■ **Task input**:
------------

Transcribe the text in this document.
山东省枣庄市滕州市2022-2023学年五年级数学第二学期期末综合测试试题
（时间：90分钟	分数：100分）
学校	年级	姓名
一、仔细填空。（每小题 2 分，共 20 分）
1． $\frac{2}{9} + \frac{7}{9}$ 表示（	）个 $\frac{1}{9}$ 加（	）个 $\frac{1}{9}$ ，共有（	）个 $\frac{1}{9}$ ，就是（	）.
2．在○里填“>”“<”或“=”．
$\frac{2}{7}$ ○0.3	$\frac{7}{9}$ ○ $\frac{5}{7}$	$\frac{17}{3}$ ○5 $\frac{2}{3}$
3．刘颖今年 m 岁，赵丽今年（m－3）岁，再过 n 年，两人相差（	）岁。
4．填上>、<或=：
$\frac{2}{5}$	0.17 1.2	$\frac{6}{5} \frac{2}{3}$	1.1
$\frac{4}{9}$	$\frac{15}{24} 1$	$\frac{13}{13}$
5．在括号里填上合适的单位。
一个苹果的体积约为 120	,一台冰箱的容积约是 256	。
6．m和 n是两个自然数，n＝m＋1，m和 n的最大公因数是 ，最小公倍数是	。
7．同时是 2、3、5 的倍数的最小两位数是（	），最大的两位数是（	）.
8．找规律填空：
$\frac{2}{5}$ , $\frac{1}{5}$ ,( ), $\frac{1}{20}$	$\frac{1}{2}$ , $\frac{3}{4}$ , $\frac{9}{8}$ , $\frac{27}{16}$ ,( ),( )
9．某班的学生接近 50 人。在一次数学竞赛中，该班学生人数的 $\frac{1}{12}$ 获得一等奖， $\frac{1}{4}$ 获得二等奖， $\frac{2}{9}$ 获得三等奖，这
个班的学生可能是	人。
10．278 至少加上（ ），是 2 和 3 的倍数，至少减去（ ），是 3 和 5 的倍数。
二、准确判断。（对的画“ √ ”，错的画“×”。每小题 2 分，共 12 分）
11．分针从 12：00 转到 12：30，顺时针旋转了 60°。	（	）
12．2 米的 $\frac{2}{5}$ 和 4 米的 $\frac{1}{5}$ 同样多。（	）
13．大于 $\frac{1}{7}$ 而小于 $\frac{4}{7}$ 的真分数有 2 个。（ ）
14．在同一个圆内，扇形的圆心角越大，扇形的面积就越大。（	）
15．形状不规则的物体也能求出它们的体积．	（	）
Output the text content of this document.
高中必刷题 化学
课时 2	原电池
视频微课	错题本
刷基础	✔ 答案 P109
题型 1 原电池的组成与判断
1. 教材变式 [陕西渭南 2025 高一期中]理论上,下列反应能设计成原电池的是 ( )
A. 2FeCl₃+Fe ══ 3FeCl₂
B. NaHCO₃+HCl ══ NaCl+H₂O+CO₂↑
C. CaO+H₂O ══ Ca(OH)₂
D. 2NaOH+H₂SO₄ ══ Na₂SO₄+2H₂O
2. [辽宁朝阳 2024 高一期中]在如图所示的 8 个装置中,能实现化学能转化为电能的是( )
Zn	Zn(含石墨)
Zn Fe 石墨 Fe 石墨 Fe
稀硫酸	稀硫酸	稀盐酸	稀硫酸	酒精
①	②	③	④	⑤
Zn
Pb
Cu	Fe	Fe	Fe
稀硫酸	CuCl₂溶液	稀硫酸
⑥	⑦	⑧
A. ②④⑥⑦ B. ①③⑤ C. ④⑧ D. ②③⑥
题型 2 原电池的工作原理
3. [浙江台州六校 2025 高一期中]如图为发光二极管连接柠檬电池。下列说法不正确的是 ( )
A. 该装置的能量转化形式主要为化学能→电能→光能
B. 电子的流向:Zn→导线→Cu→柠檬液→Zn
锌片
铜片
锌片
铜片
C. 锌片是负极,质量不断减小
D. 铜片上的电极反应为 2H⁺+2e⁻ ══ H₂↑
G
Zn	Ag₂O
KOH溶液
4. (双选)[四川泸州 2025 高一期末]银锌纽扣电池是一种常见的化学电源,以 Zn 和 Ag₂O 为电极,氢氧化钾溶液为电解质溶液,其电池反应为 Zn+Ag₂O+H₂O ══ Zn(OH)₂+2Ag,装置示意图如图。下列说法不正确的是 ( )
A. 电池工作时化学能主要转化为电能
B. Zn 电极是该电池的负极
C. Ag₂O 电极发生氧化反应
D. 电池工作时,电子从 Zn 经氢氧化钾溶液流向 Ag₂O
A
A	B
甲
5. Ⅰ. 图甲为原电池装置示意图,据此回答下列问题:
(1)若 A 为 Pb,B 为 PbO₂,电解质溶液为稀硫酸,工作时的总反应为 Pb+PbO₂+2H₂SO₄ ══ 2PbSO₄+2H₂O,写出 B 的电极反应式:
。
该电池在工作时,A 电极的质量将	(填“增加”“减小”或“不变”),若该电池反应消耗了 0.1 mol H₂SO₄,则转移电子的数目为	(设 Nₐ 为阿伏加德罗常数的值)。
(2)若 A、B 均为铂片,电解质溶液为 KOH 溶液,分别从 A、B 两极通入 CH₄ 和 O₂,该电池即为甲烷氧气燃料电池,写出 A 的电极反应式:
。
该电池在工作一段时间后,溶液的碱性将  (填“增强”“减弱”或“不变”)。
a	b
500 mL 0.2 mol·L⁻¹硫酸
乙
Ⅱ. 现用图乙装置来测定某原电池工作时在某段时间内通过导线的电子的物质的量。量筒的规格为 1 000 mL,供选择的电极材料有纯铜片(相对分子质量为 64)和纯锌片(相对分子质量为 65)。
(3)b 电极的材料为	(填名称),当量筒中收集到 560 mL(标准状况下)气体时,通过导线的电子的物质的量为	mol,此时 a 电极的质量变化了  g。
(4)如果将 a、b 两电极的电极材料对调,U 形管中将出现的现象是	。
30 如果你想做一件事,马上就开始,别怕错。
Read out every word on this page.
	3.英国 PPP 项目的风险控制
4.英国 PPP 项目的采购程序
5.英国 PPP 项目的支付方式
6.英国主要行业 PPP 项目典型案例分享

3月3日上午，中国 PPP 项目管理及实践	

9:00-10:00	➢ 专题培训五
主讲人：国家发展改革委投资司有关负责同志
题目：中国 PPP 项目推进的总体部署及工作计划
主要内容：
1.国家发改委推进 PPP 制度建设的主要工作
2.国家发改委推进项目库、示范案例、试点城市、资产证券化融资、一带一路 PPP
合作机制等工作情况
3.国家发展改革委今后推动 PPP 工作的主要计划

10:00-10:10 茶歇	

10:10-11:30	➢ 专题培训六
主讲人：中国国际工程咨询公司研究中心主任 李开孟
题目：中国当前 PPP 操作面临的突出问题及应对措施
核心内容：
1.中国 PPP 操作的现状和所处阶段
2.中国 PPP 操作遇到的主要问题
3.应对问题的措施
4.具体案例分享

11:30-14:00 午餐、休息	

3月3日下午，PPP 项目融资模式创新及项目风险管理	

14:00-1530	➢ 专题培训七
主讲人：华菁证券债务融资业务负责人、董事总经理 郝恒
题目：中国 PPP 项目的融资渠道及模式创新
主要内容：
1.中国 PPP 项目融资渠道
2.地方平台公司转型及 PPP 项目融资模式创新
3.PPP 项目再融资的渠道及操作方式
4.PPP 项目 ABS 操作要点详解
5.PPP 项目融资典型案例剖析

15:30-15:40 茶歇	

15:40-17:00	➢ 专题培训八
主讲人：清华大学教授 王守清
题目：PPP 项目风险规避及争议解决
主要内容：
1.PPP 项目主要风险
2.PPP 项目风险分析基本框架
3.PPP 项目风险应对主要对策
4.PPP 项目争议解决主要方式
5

------------

■ **Objective**:
Return only the lines running from the line with "Read out every word on this page." to the last line of the records, both included, exactly as written.

■ **Correct result**:
Read out every word on this page.
	3.英国 PPP 项目的风险控制
4.英国 PPP 项目的采购程序
5.英国 PPP 项目的支付方式
6.英国主要行业 PPP 项目典型案例分享

3月3日上午，中国 PPP 项目管理及实践	

9:00-10:00	➢ 专题培训五
主讲人：国家发展改革委投资司有关负责同志
题目：中国 PPP 项目推进的总体部署及工作计划
主要内容：
1.国家发改委推进 PPP 制度建设的主要工作
2.国家发改委推进项目库、示范案例、试点城市、资产证券化融资、一带一路 PPP
合作机制等工作情况
3.国家发展改革委今后推动 PPP 工作的主要计划

10:00-10:10 茶歇	

10:10-11:30	➢ 专题培训六
主讲人：中国国际工程咨询公司研究中心主任 李开孟
题目：中国当前 PPP 操作面临的突出问题及应对措施
核心内容：
1.中国 PPP 操作的现状和所处阶段
2.中国 PPP 操作遇到的主要问题
3.应对问题的措施
4.具体案例分享

11:30-14:00 午餐、休息	

3月3日下午，PPP 项目融资模式创新及项目风险管理	

14:00-1530	➢ 专题培训七
主讲人：华菁证券债务融资业务负责人、董事总经理 郝恒
题目：中国 PPP 项目的融资渠道及模式创新
主要内容：
1.中国 PPP 项目融资渠道
2.地方平台公司转型及 PPP 项目融资模式创新
3.PPP 项目再融资的渠道及操作方式
4.PPP 项目 ABS 操作要点详解
5.PPP 项目融资典型案例剖析

15:30-15:40 茶歇	

15:40-17:00	➢ 专题培训八
主讲人：清华大学教授 王守清
题目：PPP 项目风险规避及争议解决
主要内容：
1.PPP 项目主要风险
2.PPP 项目风险分析基本框架
3.PPP 项目风险应对主要对策
4.PPP 项目争议解决主要方式
5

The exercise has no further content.